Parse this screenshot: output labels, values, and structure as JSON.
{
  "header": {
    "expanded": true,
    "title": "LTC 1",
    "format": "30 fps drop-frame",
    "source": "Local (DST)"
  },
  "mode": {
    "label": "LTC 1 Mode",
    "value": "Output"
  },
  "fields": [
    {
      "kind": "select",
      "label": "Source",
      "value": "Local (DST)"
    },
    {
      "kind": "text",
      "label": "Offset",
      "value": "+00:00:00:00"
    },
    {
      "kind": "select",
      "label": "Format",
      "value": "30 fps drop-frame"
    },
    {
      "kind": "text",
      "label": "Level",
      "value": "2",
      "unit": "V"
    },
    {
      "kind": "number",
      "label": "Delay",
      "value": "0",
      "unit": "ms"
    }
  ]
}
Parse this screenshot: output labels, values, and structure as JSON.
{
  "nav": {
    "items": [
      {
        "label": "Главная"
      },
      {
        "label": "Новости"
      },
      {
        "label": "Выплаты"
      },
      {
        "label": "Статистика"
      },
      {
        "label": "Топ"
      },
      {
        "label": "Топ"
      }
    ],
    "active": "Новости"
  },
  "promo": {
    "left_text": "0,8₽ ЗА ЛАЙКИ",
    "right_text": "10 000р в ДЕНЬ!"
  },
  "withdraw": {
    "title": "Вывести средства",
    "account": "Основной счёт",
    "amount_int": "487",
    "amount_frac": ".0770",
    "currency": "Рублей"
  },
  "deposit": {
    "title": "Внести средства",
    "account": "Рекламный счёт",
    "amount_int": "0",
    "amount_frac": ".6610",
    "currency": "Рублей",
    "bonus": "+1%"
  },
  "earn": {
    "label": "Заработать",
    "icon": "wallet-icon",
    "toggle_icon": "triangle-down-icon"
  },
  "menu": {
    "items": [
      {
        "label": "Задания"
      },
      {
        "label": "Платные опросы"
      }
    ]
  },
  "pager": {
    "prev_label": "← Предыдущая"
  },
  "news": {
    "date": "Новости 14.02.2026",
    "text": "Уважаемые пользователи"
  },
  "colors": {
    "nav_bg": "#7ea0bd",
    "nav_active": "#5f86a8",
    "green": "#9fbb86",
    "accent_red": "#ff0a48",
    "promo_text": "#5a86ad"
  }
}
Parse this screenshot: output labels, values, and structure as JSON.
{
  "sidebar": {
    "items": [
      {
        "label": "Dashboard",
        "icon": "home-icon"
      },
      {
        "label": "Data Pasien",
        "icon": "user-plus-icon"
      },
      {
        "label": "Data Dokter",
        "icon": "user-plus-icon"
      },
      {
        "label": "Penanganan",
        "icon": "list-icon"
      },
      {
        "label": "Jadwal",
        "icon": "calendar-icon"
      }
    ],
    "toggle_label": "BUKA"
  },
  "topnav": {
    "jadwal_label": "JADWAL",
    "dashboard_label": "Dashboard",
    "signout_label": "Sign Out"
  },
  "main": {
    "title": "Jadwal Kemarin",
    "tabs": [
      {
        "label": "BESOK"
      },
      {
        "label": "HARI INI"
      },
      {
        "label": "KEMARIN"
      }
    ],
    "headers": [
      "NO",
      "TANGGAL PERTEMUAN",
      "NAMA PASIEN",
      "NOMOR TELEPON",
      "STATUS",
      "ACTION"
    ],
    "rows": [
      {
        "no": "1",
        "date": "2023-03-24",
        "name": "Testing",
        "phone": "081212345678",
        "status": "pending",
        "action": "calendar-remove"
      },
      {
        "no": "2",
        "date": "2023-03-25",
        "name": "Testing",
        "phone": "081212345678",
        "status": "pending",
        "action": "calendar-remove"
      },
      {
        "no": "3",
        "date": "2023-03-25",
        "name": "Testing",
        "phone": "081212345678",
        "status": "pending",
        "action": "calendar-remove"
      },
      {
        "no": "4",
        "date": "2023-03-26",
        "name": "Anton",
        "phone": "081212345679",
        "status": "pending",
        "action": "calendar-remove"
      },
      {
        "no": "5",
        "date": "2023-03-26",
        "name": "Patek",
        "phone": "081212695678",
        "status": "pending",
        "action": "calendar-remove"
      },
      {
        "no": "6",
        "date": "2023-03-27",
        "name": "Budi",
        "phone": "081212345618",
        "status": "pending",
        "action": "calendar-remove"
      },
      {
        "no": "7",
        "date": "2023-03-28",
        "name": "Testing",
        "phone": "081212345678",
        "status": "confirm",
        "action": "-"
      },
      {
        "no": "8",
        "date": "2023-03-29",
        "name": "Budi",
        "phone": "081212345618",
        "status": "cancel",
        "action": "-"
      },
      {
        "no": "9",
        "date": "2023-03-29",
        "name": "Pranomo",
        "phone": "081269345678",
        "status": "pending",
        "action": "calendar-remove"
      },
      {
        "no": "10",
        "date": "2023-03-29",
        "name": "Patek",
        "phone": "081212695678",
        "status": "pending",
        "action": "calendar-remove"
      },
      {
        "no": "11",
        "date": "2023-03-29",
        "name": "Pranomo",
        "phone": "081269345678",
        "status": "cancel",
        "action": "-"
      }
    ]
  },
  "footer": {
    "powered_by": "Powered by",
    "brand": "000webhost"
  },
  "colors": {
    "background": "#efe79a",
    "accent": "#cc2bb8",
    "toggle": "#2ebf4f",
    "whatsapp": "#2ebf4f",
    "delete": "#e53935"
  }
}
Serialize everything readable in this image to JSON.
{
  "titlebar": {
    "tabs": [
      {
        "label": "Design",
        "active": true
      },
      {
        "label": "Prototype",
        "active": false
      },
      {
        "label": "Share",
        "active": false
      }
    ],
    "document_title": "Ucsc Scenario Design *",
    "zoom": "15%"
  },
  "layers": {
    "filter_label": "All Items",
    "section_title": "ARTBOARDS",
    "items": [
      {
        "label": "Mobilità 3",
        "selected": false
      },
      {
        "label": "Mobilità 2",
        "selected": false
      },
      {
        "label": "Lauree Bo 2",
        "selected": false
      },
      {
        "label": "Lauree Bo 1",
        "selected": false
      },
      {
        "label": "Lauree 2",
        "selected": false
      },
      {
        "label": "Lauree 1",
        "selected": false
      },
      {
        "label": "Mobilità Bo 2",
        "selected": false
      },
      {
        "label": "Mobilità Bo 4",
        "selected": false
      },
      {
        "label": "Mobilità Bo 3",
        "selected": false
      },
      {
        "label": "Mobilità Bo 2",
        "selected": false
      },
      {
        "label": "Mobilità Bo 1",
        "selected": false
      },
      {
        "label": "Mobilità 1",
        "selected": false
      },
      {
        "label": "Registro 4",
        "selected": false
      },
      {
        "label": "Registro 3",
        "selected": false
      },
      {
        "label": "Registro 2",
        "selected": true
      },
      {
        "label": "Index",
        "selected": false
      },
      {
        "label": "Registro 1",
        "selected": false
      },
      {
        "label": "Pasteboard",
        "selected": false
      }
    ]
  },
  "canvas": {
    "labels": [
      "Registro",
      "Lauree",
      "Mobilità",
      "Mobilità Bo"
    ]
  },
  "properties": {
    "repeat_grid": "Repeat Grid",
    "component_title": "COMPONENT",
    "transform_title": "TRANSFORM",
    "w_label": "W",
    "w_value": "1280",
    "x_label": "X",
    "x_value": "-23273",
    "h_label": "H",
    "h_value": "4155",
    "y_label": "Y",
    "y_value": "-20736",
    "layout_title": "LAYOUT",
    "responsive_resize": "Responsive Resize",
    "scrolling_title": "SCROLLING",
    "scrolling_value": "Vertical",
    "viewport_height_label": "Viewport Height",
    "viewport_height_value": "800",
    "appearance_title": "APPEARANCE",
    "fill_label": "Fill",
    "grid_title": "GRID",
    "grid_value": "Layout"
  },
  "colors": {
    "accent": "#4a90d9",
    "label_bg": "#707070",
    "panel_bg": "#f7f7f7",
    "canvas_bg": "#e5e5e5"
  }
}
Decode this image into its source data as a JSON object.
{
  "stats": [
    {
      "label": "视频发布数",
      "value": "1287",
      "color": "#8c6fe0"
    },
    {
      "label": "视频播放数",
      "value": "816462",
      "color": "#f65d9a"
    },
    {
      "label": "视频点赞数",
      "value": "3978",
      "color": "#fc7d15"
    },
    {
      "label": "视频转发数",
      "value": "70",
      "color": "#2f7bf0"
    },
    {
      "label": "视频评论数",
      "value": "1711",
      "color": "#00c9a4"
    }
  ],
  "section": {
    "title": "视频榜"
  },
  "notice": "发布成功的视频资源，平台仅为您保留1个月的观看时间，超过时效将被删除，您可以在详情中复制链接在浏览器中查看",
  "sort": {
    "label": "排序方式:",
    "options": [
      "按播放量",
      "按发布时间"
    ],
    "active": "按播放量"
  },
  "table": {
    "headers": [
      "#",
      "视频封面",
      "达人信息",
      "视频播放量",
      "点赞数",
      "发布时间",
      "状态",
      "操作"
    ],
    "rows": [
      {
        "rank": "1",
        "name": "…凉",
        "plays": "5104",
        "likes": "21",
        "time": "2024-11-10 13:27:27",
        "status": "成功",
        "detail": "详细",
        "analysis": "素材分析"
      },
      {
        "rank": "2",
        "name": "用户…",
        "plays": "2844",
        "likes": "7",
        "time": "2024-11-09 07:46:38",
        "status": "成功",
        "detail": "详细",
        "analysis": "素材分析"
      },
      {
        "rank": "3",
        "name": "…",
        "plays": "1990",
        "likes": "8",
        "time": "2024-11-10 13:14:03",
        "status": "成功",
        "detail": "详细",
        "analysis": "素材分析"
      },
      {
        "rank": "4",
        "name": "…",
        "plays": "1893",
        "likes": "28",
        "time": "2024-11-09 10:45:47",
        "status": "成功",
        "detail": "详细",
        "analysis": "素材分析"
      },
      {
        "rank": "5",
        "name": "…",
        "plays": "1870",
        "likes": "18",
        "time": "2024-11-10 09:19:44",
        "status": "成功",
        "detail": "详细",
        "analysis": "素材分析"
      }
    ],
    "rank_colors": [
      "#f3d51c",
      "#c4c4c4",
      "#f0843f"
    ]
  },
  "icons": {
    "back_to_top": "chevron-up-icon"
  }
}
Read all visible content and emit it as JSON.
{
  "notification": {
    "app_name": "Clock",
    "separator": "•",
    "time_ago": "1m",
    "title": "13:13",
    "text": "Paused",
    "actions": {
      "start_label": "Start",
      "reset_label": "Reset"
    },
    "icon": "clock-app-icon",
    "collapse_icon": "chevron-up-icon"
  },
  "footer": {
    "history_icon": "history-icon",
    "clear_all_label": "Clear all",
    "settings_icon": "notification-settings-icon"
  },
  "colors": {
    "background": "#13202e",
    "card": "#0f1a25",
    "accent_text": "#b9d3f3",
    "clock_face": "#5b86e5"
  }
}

- Do this: Pick out and copy the lines of the entries that hold the string "Design".

- Solution to this exercise:
        "label": "Design",
    "document_title": "Ucsc Scenario Design *",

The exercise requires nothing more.